### Task prompt:
Count how many lines hold the string "from". Answer with that number and nothing more.

### Dataset rows:
____

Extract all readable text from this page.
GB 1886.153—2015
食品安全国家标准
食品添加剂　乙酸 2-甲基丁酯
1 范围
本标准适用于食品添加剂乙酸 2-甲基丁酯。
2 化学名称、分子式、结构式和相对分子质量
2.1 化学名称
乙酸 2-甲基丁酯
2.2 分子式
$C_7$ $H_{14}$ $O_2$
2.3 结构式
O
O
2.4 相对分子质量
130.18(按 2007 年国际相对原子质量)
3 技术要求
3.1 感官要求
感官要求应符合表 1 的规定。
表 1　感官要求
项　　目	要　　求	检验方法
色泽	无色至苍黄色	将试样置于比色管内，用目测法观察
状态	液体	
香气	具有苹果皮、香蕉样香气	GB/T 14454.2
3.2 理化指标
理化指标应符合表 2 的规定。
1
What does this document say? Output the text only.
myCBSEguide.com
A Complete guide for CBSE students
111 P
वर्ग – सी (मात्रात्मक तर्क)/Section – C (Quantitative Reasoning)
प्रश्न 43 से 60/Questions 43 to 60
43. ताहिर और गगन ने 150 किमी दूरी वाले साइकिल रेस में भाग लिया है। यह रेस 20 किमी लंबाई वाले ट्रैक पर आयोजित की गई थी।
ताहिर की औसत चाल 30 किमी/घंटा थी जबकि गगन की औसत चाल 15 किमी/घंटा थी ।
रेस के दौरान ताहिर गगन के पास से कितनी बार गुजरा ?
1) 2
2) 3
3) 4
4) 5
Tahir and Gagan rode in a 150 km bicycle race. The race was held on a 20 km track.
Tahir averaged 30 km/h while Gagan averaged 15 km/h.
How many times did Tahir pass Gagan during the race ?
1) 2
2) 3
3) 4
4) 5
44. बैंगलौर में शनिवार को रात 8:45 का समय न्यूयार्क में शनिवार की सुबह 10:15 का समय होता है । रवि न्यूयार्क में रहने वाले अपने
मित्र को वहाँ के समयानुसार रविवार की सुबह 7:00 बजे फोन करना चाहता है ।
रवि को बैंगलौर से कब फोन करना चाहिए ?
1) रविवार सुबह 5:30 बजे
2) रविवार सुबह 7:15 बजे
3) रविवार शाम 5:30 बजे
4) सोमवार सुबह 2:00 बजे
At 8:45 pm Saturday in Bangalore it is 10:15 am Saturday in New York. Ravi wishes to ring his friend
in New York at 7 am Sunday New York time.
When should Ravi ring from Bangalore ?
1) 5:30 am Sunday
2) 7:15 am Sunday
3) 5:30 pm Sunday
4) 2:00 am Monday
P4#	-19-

____

### In response:
2